*Exercise directions:* Look through the data that follows and copy each line with the string "nicht".

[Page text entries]
:::::
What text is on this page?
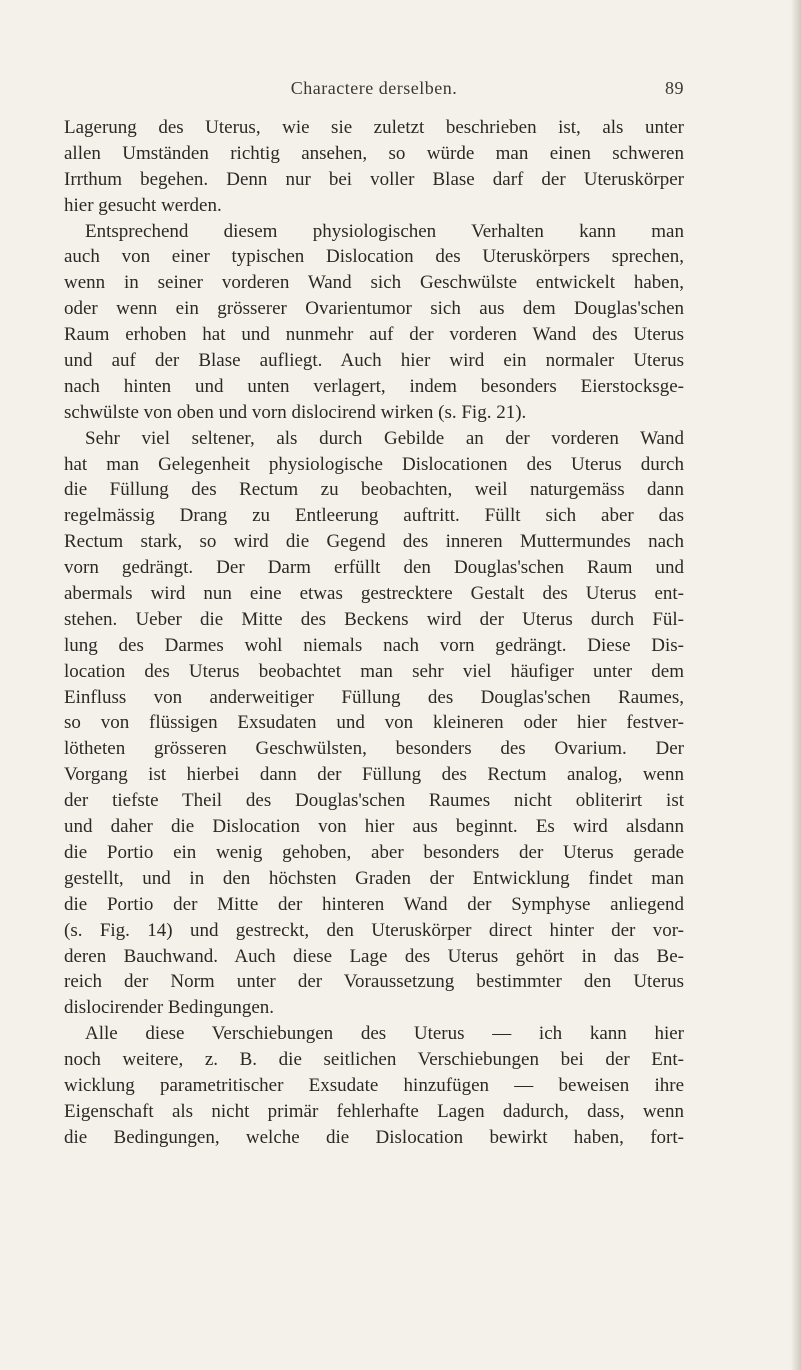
Charactere derselben.	89
Lagerung des Uterus, wie sie zuletzt beschrieben ist, als unter
allen Umständen richtig ansehen, so würde man einen schweren
Irrthum begehen. Denn nur bei voller Blase darf der Uteruskörper
hier gesucht werden.
Entsprechend diesem physiologischen Verhalten kann man
auch von einer typischen Dislocation des Uteruskörpers sprechen,
wenn in seiner vorderen Wand sich Geschwülste entwickelt haben,
oder wenn ein grösserer Ovarientumor sich aus dem Douglas'schen
Raum erhoben hat und nunmehr auf der vorderen Wand des Uterus
und auf der Blase aufliegt. Auch hier wird ein normaler Uterus
nach hinten und unten verlagert, indem besonders Eierstocksge-
schwülste von oben und vorn dislocirend wirken (s. Fig. 21).
Sehr viel seltener, als durch Gebilde an der vorderen Wand
hat man Gelegenheit physiologische Dislocationen des Uterus durch
die Füllung des Rectum zu beobachten, weil naturgemäss dann
regelmässig Drang zu Entleerung auftritt. Füllt sich aber das
Rectum stark, so wird die Gegend des inneren Muttermundes nach
vorn gedrängt. Der Darm erfüllt den Douglas'schen Raum und
abermals wird nun eine etwas gestrecktere Gestalt des Uterus ent-
stehen. Ueber die Mitte des Beckens wird der Uterus durch Fül-
lung des Darmes wohl niemals nach vorn gedrängt. Diese Dis-
location des Uterus beobachtet man sehr viel häufiger unter dem
Einfluss von anderweitiger Füllung des Douglas'schen Raumes,
so von flüssigen Exsudaten und von kleineren oder hier festver-
lötheten grösseren Geschwülsten, besonders des Ovarium. Der
Vorgang ist hierbei dann der Füllung des Rectum analog, wenn
der tiefste Theil des Douglas'schen Raumes nicht obliterirt ist
und daher die Dislocation von hier aus beginnt. Es wird alsdann
die Portio ein wenig gehoben, aber besonders der Uterus gerade
gestellt, und in den höchsten Graden der Entwicklung findet man
die Portio der Mitte der hinteren Wand der Symphyse anliegend
(s. Fig. 14) und gestreckt, den Uteruskörper direct hinter der vor-
deren Bauchwand. Auch diese Lage des Uterus gehört in das Be-
reich der Norm unter der Voraussetzung bestimmter den Uterus
dislocirender Bedingungen.
Alle diese Verschiebungen des Uterus — ich kann hier
noch weitere, z. B. die seitlichen Verschiebungen bei der Ent-
wicklung parametritischer Exsudate hinzufügen — beweisen ihre
Eigenschaft als nicht primär fehlerhafte Lagen dadurch, dass, wenn
die Bedingungen, welche die Dislocation bewirkt haben, fort-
:::::
*Solution for this exercise:*
der tiefste Theil des Douglas'schen Raumes nicht obliterirt ist
Eigenschaft als nicht primär fehlerhafte Lagen dadurch, dass, wenn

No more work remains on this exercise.